[WHAT IS BEING ASKED] Pictures in the data below are not part of the copy; transcribe everything else exactly.

[STORED DATA]
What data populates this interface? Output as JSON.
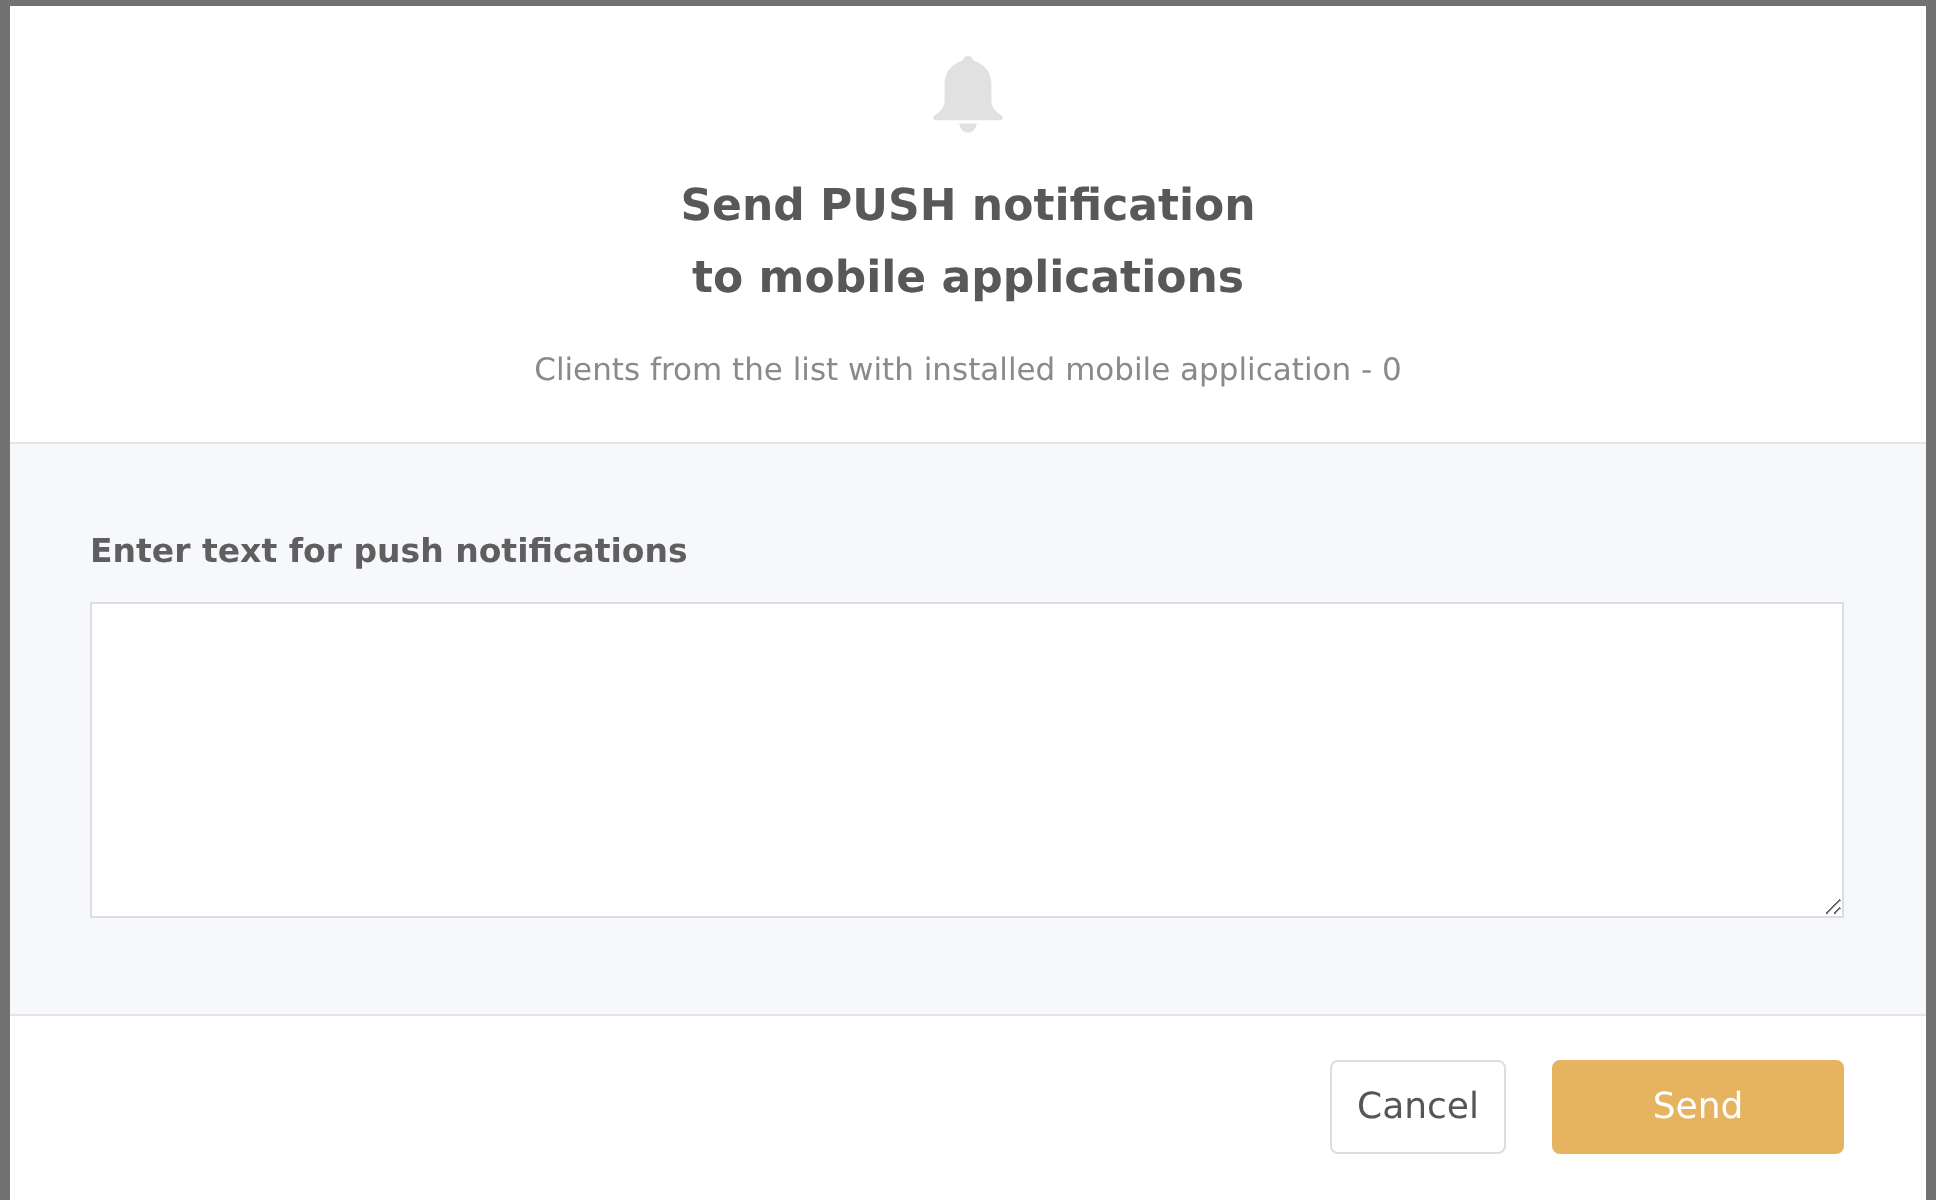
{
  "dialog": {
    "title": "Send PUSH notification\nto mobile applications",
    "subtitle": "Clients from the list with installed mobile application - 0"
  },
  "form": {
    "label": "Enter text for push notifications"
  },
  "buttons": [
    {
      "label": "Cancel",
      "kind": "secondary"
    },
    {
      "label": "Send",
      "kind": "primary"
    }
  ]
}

[TASK SOLUTION]
What data populates this interface? Output as JSON.
{
  "dialog": {
    "title": "Send PUSH notification\nto mobile applications",
    "subtitle": "Clients from the list with installed mobile application - 0"
  },
  "form": {
    "label": "Enter text for push notifications"
  },
  "buttons": [
    {
      "label": "Cancel",
      "kind": "secondary"
    },
    {
      "label": "Send",
      "kind": "primary"
    }
  ]
}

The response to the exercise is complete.